__DIRECTIONS__:
• A. Please write down the part of the passage on sound processing devices starting at "In the sound" and ending at "Sound Processing Device)".
• B. In the passage on sound processing devices, which part does the sound processing device 1D have in place of the signal processing part 13?
• C. Extend the passage on sound processing devices, picking up after its last sentence.

In the sound processing device 1C configured as described above, an appropriate parameter is set for each series of the recording series including the beamforming processing part 101, the noise suppression part 103-1 and the volume adjustment part 106-1, and the amplification series including the beamforming processing part 101, the howling suppression processing part 102, the noise suppression part 103-2, and the volume adjustment part 106-2, and tuning adapted to each series is performed. Therefore, at the time of recording, a recording sound signal more suitable for recording can be recorded in the recording device 30, while at the time of off-microphone sound amplification, an amplification sound signal more suitable for sound amplification can be output to the speaker 20.

(Fifth Example of Configuration of Sound Processing Device)

FIG. 10 is a block diagram showing a fifth example of a configuration of a sound processing device to which the present technology is applied.

In FIG. 10, a sound processing device 1D differs from the sound processing device 1 shown in FIG. 2 in that a signal processing part 13D is provided instead of the signal processing part 13. Furthermore, in FIG. 10, the microphone 10 includes microphone units 11-1 to 11-N (N: an integer of one or more), and N A/D conversion parts 12-1 to 12-N are provided corresponding to the N microphone units 11-1 to 11-N.

__EXTRACTED INFORMATION__:
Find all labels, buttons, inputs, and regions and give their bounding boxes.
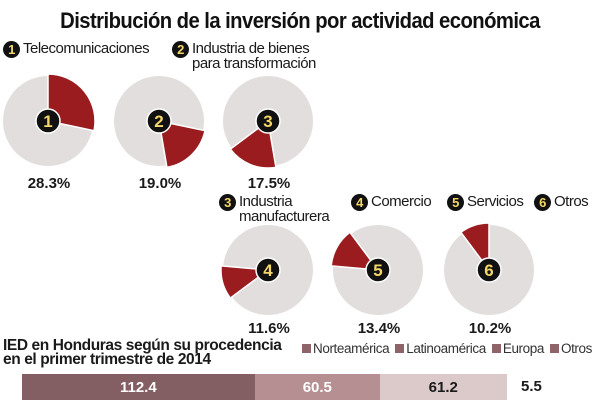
pie-number-badge-icon [35, 108, 61, 134]
number-badge-icon: 5 [447, 194, 464, 211]
pie-4: 4 [220, 225, 313, 315]
pie-number-badge-icon [255, 257, 281, 283]
category-label-1: 1 Telecomunicaciones [3, 40, 150, 58]
category-label-5: 5 Servicios [447, 193, 524, 211]
category-name: Otros [554, 193, 589, 210]
pie-wedge [330, 231, 380, 271]
number-badge-icon: 1 [3, 41, 20, 58]
pie-number-badge-icon [255, 108, 281, 134]
legend-label: Europa [502, 341, 545, 356]
pie-number-badge-icon [365, 257, 391, 283]
legend-swatch-icon [549, 344, 559, 353]
pie-value-label-3: 17.5% [247, 175, 291, 192]
number-badge-icon: 4 [351, 194, 368, 211]
pie-3: 3 [223, 76, 313, 169]
chart-title: Distribución de la inversión por activid… [60, 8, 540, 33]
pie-value-label-1: 28.3% [27, 175, 71, 192]
legend-label: Otros [560, 341, 592, 356]
bar-segment-latinoamerica: 60.5 [254, 374, 380, 400]
category-name: Comercio [371, 193, 432, 210]
category-label-6: 6 Otros [534, 193, 589, 211]
pie-number-label: 5 [373, 261, 382, 280]
legend-item-latinoamerica: Latinoamérica [395, 341, 486, 356]
legend-item-norteamerica: Norteamérica [302, 341, 390, 356]
bar-chart-title: IED en Honduras según su procedencia en … [3, 337, 282, 368]
bar-segment-europa: 61.2 [379, 374, 507, 400]
pie-number-label: 3 [263, 112, 272, 131]
pie-number-label: 1 [43, 112, 52, 131]
legend-item-europa: Europa [491, 341, 545, 356]
pie-5: 5 [330, 225, 423, 315]
legend-item-otros: Otros [549, 341, 592, 356]
category-name: Telecomunicaciones [23, 40, 150, 57]
legend-swatch-icon [491, 344, 501, 353]
category-label-3: 3 Industria manufacturera [219, 193, 330, 225]
pie-2: 2 [114, 76, 206, 169]
pie-number-badge-icon [476, 257, 502, 283]
category-name: Industria de bienes para transformación [192, 40, 316, 72]
bar-segment-norteamerica: 112.4 [22, 374, 255, 400]
pie-6: 6 [444, 222, 534, 315]
pie-value-label-6: 10.2% [468, 320, 512, 337]
number-badge-icon: 6 [534, 194, 551, 211]
stacked-bar: 112.4 60.5 61.2 [22, 374, 507, 400]
pie-wedge [459, 222, 490, 273]
category-label-4: 4 Comercio [351, 193, 432, 211]
legend-label: Latinoamérica [406, 341, 486, 356]
pie-number-label: 6 [484, 261, 493, 280]
category-name: Servicios [467, 193, 524, 210]
pie-wedge [158, 120, 206, 169]
pie-number-label: 2 [154, 112, 163, 131]
bar-segment-otros-label: 5.5 [521, 378, 542, 395]
number-badge-icon: 2 [172, 41, 189, 58]
pie-number-label: 4 [263, 261, 273, 280]
legend-swatch-icon [302, 344, 311, 353]
pie-number-badge-icon [146, 108, 172, 134]
category-name: Industria manufacturera [239, 193, 330, 225]
category-label-2: 2 Industria de bienes para transformació… [172, 41, 316, 71]
pie-value-label-2: 19.0% [138, 175, 182, 192]
pie-value-label-5: 13.4% [357, 320, 401, 337]
legend-label: Norteamérica [313, 341, 390, 356]
pie-value-label-4: 11.6% [248, 320, 290, 337]
number-badge-icon: 3 [219, 194, 236, 211]
legend-swatch-icon [395, 344, 405, 353]
bar-legend: Norteamérica Latinoamérica Europa Otros [302, 341, 598, 356]
pie-1: 1 [3, 73, 96, 166]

__PER-TASK ANSWERS__:
• A.
In the sound processing device 1C configured as described above, an appropriate parameter is set for each series of the recording series including the beamforming processing part 101, the noise suppression part 103-1 and the volume adjustment part 106-1, and the amplification series including the beamforming processing part 101, the howling suppression processing part 102, the noise suppression part 103-2, and the volume adjustment part 106-2, and tuning adapted to each series is performed. Therefore, at the time of recording, a recording sound signal more suitable for recording can be recorded in the recording device 30, while at the time of off-microphone sound amplification, an amplification sound signal more suitable for sound amplification can be output to the speaker 20.

(Fifth Example of Configuration of Sound Processing Device)

• B. A signal processing part 13D.

• C.
The signal processing part 13D includes the beamforming processing part 101, the howling suppression processing part 102, the noise suppression parts 103-1 and 103-2, reverberation suppression parts 104-1 and 104-2, sound quality adjustment parts 105-1 and 105-2, a volume adjustment parts 106-1 and 106-2, a calibration signal generation part 111, and a masking noise adding part 112.

That is, as compared to the signal processing part 13C of the sound processing device 1C shown in FIG. 9, the signal processing part 13D is provided with the reverberation suppression part 104-1 and the sound quality adjustment part 105-1, in addition to the beamforming processing part 101, the noise suppression part 103-1, and the volume adjustment part 106-1 as a recording series. Furthermore, the signal processing part 13D is provided with the reverberation suppression part 104-2 and the sound quality adjustment part 105-2 in addition to the beamforming processing part 101, the howling suppression processing part 102, the noise suppression part 103-2, and the volume adjustment part 106-2.

In the recording series, the reverberation suppression part 104-1 performs reverberation suppression processing on the recording sound signal supplied from the noise suppression part 103-1, and supplies the resulting recording sound signal to the sound quality adjustment part 105-1. For example, the reverberation suppression part 104-1 is tuned to be suitable for recording, and when the reverberation suppression processing is performed, the reverberation included in the recording sound signal is suppressed on the basis of the recording parameters.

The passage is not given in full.